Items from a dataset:
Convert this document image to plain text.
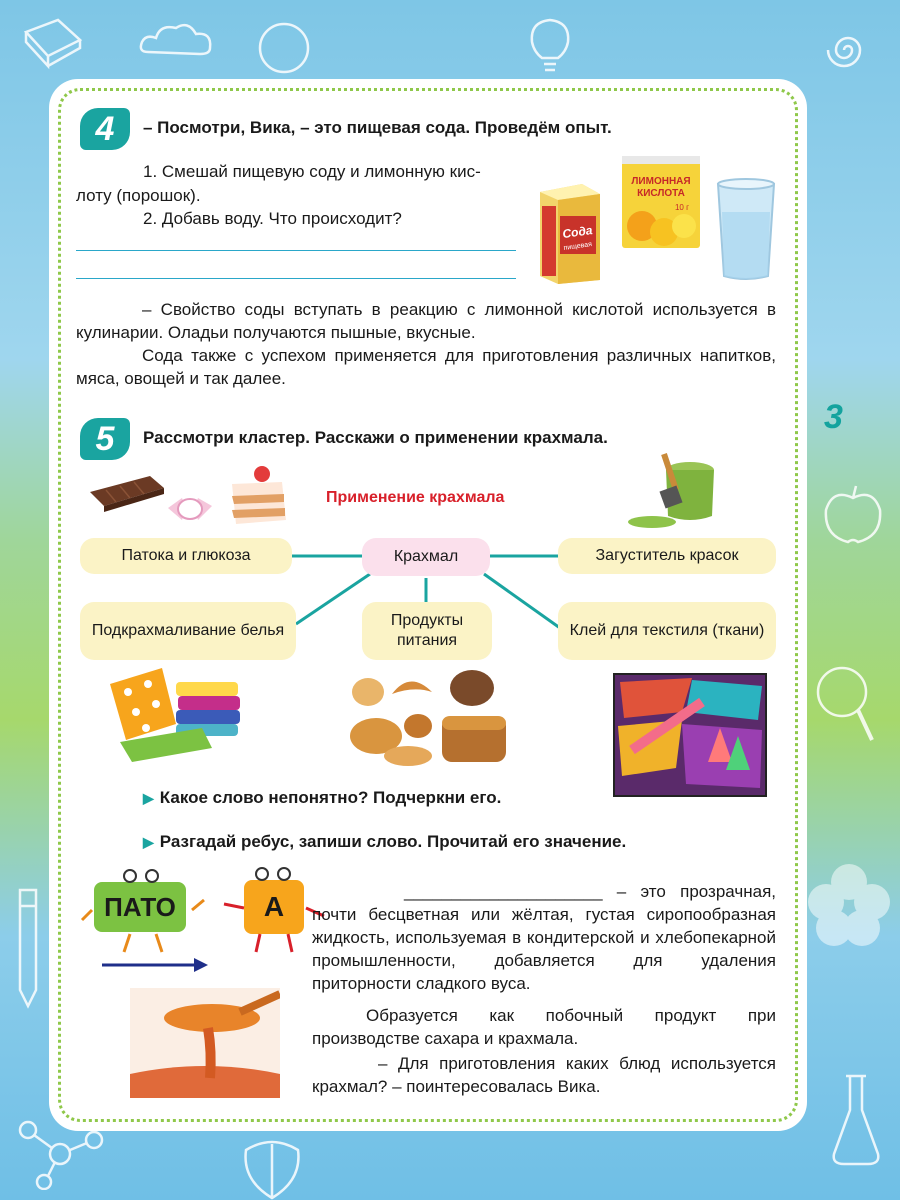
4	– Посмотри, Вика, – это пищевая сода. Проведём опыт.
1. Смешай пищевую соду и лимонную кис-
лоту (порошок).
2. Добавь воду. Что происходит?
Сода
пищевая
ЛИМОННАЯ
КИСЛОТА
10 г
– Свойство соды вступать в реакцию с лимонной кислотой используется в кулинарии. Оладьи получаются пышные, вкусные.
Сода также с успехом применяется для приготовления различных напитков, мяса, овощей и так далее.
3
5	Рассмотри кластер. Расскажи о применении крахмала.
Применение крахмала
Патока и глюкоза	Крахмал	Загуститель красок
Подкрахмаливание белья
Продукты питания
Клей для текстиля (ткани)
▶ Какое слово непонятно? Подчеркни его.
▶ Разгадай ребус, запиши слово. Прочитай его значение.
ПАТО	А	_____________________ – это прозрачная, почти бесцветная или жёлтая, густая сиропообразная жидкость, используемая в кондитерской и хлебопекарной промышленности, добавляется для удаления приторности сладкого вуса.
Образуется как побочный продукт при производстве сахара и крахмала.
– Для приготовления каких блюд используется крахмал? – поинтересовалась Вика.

# What is required:
Extract, from the material above, each line holding the word "слово".

# Output:
▶ Какое слово непонятно? Подчеркни его.
▶ Разгадай ребус, запиши слово. Прочитай его значение.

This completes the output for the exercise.